* [LISTING]
########################################

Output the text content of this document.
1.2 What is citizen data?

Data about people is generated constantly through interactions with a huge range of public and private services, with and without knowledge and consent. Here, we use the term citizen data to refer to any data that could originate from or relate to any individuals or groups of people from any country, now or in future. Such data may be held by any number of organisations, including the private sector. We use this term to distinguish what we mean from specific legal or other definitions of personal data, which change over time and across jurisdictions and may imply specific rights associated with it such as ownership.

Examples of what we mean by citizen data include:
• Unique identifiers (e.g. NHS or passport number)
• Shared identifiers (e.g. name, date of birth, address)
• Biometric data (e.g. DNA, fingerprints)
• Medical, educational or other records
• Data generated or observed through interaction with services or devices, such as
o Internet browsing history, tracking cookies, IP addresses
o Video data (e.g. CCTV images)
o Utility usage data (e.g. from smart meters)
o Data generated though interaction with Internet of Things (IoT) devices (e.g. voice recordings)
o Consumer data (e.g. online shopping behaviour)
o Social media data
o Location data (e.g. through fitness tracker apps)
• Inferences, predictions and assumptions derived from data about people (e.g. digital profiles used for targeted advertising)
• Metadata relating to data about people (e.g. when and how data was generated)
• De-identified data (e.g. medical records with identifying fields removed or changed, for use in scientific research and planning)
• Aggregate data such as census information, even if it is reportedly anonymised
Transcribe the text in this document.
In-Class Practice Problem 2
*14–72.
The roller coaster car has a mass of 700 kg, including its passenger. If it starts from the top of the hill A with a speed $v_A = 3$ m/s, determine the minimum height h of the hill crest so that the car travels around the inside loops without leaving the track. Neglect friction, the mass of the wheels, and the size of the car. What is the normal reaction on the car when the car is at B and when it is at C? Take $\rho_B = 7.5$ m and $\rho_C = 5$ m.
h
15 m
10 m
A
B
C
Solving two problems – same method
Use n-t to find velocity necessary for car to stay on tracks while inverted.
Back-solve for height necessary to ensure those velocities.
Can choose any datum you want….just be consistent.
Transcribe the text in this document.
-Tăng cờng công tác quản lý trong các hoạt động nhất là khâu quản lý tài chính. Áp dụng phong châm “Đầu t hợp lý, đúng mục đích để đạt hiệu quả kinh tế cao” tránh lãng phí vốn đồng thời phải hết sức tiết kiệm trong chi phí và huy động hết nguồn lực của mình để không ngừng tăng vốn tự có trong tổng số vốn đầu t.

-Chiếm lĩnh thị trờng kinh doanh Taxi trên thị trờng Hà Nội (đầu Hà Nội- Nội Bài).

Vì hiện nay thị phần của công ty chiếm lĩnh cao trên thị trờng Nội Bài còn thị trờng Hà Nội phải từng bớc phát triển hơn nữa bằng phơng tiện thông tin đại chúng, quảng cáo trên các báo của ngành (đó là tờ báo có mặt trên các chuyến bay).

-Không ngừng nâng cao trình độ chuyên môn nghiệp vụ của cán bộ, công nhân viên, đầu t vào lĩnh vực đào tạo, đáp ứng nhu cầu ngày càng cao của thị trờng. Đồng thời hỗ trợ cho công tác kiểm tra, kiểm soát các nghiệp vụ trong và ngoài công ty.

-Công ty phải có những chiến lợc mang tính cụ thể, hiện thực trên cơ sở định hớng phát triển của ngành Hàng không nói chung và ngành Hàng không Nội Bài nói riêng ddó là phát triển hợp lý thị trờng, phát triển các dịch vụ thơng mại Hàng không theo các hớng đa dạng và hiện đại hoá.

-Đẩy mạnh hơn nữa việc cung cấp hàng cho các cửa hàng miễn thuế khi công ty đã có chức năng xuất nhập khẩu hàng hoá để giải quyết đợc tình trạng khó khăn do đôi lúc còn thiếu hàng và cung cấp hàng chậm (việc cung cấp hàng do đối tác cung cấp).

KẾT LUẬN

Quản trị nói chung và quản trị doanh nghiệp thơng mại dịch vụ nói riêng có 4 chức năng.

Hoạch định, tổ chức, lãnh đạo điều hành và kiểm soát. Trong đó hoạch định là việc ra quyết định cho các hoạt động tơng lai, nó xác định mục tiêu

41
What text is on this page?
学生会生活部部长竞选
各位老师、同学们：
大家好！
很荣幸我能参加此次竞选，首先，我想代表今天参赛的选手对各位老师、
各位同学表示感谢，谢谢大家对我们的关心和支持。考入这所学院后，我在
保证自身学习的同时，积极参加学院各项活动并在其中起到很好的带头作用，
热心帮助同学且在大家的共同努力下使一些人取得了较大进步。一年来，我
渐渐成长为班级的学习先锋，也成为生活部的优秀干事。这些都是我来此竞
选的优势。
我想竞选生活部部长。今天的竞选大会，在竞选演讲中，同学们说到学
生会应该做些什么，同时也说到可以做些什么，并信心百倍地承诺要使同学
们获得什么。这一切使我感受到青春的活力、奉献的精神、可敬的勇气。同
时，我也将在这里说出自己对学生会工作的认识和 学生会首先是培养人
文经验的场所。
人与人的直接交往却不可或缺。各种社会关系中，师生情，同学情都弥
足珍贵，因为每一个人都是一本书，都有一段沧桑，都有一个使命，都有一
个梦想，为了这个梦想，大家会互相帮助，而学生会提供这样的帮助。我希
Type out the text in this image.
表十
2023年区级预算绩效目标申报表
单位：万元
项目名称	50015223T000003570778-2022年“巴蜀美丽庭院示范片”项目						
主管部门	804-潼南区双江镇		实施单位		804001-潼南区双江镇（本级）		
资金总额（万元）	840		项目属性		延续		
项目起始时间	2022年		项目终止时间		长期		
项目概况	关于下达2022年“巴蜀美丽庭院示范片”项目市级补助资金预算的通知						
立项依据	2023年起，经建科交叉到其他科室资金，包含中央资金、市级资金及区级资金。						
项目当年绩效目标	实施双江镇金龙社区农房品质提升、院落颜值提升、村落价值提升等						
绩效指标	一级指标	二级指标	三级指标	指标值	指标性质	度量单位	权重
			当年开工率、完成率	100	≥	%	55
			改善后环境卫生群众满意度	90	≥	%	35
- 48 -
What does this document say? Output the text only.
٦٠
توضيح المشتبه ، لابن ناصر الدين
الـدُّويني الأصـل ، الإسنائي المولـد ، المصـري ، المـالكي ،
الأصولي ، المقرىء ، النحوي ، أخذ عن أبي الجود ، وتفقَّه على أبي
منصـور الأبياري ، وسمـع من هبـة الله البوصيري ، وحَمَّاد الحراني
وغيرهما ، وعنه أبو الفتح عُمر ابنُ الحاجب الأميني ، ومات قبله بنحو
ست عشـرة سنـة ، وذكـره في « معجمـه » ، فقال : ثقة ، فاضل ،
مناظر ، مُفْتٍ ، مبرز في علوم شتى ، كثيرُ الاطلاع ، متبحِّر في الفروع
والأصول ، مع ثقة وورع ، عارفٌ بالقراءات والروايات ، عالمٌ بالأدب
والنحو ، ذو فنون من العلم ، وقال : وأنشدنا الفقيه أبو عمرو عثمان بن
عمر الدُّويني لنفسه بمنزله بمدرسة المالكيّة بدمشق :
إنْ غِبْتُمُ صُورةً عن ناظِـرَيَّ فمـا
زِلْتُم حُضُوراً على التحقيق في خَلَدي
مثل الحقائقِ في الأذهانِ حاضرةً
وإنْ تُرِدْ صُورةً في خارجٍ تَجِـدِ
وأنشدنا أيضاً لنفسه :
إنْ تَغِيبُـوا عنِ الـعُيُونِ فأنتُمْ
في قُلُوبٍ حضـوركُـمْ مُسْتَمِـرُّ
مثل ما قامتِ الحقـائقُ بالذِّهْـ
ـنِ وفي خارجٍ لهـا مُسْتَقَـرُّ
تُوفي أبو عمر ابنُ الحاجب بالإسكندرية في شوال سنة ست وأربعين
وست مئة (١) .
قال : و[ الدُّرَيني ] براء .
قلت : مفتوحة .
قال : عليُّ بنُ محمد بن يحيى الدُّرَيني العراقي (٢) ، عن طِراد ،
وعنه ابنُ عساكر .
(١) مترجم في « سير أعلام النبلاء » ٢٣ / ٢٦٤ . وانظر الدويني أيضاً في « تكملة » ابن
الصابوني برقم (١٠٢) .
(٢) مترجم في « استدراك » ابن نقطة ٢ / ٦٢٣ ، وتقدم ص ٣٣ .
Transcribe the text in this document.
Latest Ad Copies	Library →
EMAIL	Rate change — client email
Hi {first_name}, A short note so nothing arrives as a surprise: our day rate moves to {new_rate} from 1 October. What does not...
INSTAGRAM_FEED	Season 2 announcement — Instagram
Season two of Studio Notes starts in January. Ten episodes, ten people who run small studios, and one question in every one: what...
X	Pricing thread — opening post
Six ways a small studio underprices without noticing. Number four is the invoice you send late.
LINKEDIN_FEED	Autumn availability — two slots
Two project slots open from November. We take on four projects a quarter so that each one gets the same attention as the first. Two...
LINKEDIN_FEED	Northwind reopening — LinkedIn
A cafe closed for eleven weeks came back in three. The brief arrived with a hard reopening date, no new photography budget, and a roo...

########################################

* [JOB] What number of lines in the records contain the word "وأنشدنا"? Answer with that number alone.

* [ANSWER TO THIS EXERCISE] 2